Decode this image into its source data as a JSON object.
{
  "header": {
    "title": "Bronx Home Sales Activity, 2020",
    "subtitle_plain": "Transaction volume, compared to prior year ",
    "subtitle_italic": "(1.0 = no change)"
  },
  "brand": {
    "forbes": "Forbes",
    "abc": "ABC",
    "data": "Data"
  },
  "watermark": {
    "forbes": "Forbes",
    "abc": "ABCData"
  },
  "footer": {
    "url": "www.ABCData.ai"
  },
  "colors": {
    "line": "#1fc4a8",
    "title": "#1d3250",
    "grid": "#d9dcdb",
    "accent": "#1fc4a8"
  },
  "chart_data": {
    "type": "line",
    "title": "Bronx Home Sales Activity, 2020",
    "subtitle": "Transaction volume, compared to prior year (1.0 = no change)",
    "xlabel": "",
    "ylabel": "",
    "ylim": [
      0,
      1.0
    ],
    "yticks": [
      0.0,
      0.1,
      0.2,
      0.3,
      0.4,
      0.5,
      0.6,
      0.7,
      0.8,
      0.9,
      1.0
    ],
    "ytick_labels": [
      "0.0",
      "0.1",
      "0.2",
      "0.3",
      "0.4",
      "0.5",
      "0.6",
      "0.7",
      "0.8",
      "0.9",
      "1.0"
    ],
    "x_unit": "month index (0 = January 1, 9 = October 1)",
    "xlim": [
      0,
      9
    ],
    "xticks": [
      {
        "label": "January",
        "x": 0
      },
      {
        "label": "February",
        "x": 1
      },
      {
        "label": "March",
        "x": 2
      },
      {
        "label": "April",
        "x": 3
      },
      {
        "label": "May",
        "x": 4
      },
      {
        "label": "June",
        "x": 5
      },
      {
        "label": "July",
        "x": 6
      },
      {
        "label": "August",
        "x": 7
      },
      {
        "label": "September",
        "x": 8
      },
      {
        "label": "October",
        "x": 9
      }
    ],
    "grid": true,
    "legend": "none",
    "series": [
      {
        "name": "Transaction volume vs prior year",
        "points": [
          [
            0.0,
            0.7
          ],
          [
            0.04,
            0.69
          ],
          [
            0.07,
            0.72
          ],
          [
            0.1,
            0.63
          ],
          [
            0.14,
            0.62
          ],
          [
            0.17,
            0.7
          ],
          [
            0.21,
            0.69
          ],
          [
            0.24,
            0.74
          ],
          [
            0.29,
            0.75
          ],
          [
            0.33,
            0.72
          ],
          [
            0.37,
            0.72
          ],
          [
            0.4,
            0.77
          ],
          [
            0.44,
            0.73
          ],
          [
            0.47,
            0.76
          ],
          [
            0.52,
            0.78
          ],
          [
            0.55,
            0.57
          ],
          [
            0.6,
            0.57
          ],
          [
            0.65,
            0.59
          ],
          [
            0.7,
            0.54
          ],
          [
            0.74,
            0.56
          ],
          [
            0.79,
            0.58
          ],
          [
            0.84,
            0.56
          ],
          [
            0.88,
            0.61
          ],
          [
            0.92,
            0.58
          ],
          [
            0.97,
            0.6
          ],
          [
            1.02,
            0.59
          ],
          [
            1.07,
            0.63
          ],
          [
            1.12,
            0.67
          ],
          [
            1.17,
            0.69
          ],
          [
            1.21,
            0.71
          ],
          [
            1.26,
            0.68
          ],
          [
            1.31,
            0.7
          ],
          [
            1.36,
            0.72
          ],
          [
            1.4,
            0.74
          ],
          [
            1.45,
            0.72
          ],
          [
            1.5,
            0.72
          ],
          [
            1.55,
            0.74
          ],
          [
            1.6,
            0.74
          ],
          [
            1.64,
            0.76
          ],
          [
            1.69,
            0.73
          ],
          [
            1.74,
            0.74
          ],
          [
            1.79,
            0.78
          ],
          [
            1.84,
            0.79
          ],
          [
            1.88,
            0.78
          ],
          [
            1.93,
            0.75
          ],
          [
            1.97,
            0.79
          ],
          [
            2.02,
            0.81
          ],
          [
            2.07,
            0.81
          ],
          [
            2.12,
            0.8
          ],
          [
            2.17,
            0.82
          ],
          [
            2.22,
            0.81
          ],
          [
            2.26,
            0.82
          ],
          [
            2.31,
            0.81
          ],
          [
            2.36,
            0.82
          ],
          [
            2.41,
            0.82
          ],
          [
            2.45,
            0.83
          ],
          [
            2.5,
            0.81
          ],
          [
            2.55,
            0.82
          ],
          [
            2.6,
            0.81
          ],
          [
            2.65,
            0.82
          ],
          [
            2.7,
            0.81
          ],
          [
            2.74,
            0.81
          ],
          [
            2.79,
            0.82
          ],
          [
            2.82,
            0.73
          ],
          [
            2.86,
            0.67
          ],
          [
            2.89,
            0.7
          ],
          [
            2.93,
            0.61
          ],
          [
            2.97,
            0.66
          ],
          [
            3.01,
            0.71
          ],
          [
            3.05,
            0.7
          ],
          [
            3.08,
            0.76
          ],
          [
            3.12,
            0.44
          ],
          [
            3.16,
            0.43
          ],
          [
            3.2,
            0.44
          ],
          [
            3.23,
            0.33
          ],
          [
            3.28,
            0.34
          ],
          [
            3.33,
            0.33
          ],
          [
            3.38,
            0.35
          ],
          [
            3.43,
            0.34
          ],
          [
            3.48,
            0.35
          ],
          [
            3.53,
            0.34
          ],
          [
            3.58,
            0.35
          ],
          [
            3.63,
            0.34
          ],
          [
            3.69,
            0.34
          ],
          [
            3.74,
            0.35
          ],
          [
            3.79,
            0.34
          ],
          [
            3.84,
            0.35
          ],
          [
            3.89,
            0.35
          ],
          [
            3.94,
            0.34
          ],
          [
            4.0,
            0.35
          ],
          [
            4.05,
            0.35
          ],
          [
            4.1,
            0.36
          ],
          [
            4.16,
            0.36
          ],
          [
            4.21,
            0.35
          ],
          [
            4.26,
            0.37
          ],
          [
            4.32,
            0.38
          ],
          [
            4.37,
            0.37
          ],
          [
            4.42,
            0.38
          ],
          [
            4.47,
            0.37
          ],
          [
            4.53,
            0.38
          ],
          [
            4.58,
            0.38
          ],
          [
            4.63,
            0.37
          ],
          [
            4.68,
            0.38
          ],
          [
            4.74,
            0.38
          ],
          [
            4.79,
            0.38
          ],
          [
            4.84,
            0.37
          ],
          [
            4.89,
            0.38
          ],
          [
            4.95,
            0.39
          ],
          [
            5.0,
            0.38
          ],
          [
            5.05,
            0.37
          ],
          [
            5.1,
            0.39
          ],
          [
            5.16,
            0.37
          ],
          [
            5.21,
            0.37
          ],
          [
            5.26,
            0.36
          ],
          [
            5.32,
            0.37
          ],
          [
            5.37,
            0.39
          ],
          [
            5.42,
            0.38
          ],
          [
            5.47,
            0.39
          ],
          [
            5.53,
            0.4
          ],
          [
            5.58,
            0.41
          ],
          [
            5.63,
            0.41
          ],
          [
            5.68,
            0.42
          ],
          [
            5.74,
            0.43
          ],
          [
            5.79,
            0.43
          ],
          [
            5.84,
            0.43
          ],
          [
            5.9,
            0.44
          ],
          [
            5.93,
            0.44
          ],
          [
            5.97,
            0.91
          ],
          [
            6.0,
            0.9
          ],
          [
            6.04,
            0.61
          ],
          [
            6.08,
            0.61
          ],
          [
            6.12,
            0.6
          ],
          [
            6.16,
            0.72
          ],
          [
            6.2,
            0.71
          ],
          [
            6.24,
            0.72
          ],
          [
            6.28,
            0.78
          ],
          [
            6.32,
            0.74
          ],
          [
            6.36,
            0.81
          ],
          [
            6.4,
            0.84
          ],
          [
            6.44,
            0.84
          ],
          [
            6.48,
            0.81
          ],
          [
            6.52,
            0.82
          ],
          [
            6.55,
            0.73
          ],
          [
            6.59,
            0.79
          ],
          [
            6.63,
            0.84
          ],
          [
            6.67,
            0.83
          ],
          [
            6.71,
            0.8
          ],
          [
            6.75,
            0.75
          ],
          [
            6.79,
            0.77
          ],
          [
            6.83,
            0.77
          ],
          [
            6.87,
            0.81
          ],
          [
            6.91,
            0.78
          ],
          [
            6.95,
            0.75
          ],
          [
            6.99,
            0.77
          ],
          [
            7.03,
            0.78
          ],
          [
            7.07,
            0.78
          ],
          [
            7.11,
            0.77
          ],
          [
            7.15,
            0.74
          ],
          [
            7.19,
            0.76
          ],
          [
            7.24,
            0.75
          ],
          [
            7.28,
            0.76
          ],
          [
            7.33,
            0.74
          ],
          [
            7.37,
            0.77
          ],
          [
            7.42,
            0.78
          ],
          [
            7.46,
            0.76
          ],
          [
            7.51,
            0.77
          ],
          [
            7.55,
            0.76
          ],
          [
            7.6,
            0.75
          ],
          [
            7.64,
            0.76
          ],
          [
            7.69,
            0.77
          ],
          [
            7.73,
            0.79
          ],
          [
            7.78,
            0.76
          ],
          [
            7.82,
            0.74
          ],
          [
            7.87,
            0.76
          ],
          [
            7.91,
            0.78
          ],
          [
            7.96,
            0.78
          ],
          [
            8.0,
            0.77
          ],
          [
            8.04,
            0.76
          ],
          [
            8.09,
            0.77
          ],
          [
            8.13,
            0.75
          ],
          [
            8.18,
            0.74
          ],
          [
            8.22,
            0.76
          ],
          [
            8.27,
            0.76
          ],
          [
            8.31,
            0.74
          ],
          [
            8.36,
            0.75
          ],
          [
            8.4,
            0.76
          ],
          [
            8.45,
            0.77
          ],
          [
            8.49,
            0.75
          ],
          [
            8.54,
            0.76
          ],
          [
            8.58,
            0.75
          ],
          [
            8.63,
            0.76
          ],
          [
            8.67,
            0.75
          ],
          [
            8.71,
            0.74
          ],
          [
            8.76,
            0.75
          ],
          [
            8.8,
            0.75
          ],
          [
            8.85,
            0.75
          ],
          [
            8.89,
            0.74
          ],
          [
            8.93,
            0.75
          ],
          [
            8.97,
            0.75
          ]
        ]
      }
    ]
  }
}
::::::::::
Request => From the entries above, copy every line containing the word "Transaction".

Task response =>
    "subtitle_plain": "Transaction volume, compared to prior year ",
    "subtitle": "Transaction volume, compared to prior year (1.0 = no change)",
        "name": "Transaction volume vs prior year",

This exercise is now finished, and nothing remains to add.